(Figure collection entries)
+++
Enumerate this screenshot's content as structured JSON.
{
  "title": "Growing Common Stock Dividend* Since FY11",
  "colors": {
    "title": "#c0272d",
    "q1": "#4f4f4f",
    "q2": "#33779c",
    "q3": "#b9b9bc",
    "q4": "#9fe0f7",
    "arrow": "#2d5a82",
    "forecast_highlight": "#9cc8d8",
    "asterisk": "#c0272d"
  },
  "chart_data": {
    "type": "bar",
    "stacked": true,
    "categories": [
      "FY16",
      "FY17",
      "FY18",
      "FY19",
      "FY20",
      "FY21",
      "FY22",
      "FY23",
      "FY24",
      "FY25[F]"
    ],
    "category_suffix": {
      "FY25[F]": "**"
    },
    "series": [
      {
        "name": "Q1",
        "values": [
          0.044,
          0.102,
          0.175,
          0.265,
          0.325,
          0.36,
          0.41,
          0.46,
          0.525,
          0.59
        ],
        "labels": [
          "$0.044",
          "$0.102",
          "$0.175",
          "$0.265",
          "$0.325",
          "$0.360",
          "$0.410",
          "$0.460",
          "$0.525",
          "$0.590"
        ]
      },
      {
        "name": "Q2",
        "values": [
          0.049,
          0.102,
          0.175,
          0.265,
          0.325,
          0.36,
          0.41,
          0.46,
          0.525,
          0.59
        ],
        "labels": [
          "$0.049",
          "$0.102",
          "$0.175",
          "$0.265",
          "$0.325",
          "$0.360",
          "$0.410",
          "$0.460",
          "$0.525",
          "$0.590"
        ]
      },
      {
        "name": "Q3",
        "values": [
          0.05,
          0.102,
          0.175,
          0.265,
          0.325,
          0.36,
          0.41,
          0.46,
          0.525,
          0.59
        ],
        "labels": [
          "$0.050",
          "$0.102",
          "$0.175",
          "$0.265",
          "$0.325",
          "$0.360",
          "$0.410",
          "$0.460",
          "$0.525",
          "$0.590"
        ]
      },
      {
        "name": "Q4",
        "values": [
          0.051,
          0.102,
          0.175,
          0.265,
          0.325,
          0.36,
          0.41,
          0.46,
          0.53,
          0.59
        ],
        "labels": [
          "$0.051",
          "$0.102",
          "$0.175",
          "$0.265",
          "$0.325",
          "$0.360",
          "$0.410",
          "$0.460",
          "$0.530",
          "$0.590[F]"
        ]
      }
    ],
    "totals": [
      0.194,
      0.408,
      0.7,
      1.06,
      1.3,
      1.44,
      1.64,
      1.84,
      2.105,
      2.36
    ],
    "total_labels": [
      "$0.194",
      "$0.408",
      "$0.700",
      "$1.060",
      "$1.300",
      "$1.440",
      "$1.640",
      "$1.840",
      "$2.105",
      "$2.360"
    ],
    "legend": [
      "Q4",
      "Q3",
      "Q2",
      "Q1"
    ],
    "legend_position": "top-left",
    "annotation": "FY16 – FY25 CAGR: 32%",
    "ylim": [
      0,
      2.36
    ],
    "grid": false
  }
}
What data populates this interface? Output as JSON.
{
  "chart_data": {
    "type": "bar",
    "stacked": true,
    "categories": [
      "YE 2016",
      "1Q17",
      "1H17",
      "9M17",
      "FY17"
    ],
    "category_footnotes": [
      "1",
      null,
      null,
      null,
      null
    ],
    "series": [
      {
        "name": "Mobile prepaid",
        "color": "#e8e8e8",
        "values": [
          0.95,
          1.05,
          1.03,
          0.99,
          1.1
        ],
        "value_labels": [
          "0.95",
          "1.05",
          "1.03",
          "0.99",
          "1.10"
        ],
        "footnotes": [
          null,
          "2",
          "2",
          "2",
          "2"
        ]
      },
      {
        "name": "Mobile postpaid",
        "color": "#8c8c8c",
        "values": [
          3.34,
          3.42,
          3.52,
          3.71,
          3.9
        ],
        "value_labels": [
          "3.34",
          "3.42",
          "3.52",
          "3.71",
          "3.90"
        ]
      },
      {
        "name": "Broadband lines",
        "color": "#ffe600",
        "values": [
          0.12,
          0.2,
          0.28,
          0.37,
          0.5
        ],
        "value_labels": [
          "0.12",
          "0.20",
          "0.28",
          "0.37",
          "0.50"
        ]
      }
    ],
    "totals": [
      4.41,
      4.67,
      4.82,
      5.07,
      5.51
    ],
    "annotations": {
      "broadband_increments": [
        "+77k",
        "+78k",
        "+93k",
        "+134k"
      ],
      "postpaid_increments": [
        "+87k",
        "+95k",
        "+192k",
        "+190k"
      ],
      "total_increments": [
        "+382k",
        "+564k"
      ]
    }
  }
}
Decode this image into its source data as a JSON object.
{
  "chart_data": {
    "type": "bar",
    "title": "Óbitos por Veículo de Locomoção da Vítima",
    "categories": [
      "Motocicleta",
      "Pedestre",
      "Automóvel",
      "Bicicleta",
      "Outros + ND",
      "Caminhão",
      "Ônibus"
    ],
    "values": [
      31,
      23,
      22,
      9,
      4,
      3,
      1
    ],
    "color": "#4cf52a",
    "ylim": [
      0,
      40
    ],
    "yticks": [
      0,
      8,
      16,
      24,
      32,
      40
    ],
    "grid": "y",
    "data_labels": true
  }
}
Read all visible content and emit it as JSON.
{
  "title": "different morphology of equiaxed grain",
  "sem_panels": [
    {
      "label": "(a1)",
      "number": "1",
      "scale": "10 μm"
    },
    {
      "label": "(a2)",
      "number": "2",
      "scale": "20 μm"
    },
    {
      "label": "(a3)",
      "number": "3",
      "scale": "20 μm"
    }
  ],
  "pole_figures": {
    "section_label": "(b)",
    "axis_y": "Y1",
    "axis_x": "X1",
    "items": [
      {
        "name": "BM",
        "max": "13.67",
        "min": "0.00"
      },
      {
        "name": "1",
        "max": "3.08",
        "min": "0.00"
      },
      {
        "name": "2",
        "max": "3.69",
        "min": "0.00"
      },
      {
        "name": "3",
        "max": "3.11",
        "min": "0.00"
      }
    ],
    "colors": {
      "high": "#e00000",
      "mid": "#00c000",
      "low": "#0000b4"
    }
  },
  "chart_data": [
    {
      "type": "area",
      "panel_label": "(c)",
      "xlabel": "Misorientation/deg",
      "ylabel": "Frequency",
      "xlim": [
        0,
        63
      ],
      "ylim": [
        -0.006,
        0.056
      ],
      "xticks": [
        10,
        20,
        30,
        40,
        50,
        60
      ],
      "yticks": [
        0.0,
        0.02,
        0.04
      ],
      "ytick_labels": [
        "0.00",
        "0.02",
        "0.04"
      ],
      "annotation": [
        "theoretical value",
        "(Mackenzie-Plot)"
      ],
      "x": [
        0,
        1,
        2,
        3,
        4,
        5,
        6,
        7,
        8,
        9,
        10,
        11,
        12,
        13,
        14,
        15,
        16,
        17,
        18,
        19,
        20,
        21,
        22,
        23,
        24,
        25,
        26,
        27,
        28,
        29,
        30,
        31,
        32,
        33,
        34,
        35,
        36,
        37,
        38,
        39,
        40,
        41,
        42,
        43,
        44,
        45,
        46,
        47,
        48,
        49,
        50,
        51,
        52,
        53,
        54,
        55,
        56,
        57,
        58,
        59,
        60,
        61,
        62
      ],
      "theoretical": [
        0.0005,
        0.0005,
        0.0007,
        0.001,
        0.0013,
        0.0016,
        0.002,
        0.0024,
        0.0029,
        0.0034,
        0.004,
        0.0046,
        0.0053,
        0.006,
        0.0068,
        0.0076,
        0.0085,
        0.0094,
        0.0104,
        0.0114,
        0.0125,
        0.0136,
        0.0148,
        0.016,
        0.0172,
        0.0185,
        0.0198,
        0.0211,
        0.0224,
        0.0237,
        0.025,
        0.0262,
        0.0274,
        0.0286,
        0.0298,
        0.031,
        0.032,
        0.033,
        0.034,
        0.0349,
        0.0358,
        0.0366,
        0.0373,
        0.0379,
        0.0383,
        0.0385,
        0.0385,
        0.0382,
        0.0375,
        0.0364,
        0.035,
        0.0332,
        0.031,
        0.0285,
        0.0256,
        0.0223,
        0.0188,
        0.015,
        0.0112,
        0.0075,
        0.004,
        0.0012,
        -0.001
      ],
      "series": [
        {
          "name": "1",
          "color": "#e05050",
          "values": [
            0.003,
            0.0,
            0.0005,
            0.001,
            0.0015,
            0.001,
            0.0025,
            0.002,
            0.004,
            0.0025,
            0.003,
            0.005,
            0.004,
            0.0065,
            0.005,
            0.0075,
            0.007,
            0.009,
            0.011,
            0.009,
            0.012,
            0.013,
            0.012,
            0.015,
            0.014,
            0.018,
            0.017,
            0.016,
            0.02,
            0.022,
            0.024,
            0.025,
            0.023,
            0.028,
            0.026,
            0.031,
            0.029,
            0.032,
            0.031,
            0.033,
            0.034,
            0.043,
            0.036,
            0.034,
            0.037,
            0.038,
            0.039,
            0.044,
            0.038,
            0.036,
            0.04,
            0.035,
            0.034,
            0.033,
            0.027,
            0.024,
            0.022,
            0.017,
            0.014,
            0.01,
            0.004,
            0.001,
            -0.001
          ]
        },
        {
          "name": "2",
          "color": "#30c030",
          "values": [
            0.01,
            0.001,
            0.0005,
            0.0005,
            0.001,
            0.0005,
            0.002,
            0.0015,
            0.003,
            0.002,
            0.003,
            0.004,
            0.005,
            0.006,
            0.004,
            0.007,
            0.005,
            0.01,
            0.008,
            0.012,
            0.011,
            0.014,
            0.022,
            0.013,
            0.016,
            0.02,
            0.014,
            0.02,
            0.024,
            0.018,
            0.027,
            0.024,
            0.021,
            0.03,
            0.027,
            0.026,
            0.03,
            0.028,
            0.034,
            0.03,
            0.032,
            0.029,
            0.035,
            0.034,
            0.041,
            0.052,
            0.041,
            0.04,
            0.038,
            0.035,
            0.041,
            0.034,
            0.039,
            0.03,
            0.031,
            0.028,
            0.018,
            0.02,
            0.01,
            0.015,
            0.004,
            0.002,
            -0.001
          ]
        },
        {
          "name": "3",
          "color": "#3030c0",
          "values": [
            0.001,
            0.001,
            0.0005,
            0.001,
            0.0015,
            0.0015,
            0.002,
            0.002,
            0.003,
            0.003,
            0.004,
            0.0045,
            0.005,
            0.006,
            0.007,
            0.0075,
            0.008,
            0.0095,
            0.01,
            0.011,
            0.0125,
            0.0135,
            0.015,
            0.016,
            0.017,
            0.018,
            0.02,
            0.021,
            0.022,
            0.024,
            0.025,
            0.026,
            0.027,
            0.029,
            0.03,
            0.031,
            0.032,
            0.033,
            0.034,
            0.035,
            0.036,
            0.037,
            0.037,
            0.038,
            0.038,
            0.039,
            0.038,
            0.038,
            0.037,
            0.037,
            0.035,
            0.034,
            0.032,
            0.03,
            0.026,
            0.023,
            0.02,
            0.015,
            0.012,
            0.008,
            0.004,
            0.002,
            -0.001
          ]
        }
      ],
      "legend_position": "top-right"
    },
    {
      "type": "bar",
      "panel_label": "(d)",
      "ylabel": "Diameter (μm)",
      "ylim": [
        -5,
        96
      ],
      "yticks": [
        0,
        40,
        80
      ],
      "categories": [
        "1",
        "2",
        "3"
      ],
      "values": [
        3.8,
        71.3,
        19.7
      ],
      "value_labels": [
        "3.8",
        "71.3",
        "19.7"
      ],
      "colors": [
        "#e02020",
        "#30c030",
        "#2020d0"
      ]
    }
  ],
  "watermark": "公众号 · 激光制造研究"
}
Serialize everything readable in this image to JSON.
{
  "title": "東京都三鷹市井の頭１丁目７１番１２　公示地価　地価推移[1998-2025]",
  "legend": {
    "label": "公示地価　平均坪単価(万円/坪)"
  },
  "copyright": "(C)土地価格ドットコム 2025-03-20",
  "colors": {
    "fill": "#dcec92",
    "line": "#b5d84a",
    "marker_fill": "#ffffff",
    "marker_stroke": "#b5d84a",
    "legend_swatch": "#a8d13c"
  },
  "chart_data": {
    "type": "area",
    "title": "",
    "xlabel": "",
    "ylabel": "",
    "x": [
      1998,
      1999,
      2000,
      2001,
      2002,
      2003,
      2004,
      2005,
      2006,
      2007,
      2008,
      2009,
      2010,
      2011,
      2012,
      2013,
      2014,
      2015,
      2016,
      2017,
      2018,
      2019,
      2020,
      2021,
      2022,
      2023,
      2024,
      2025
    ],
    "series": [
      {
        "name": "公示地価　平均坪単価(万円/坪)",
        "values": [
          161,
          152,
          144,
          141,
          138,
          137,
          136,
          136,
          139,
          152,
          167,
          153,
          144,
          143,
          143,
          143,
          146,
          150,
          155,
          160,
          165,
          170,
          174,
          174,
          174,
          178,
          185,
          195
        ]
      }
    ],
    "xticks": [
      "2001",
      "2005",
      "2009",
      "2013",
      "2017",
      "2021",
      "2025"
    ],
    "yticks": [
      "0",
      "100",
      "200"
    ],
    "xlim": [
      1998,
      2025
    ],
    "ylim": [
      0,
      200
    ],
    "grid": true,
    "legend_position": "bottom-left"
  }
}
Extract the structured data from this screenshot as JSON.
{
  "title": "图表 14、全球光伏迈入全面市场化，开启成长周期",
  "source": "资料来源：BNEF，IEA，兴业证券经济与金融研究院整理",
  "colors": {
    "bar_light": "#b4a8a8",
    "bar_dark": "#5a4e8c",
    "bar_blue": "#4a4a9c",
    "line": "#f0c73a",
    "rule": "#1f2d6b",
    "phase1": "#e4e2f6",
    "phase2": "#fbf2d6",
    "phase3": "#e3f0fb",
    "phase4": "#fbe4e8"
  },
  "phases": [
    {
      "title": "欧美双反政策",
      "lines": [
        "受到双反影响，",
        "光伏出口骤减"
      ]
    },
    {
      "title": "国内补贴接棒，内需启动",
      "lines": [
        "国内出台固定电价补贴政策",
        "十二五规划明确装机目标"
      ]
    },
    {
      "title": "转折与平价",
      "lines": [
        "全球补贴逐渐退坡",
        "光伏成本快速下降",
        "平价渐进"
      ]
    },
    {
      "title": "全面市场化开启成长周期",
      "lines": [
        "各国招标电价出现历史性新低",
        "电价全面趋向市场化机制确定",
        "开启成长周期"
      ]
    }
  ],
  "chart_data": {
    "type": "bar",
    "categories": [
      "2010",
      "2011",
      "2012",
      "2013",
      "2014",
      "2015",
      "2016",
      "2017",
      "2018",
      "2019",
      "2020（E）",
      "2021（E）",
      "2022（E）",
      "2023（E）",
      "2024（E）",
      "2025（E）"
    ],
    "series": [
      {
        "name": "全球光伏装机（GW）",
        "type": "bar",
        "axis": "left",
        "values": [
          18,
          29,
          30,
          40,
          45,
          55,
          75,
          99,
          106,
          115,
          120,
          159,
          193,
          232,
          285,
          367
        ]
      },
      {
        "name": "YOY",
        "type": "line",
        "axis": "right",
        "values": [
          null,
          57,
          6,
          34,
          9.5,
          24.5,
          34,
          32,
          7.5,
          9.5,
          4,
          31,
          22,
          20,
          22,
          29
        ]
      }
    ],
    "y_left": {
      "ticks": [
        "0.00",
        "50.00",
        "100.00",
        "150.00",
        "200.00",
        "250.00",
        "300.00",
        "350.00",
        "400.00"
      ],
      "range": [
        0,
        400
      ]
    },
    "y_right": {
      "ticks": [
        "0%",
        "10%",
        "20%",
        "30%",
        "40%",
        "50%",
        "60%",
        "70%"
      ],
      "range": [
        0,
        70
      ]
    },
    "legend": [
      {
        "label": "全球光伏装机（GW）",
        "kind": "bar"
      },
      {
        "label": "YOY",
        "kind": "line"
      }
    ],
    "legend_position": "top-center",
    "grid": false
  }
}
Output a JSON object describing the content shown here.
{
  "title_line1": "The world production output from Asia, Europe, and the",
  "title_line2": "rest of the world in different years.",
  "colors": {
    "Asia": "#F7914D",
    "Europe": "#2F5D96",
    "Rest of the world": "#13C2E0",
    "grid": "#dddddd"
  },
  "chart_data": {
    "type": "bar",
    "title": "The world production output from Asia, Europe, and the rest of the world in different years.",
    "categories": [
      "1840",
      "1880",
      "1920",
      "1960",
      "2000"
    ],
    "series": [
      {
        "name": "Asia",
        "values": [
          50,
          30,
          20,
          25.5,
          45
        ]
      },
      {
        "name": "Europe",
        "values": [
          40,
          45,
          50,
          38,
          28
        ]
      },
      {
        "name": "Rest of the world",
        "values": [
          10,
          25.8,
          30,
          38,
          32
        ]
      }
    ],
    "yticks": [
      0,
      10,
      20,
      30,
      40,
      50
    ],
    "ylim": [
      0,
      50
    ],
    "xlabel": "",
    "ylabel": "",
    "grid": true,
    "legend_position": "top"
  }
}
+++
### Exercise directions
Copy, from the material above, each line in which the string "Europe" occurs.

### Response to this exercise
  "title_line1": "The world production output from Asia, Europe, and the",
    "Europe": "#2F5D96",
    "title": "The world production output from Asia, Europe, and the rest of the world in different years.",
        "name": "Europe",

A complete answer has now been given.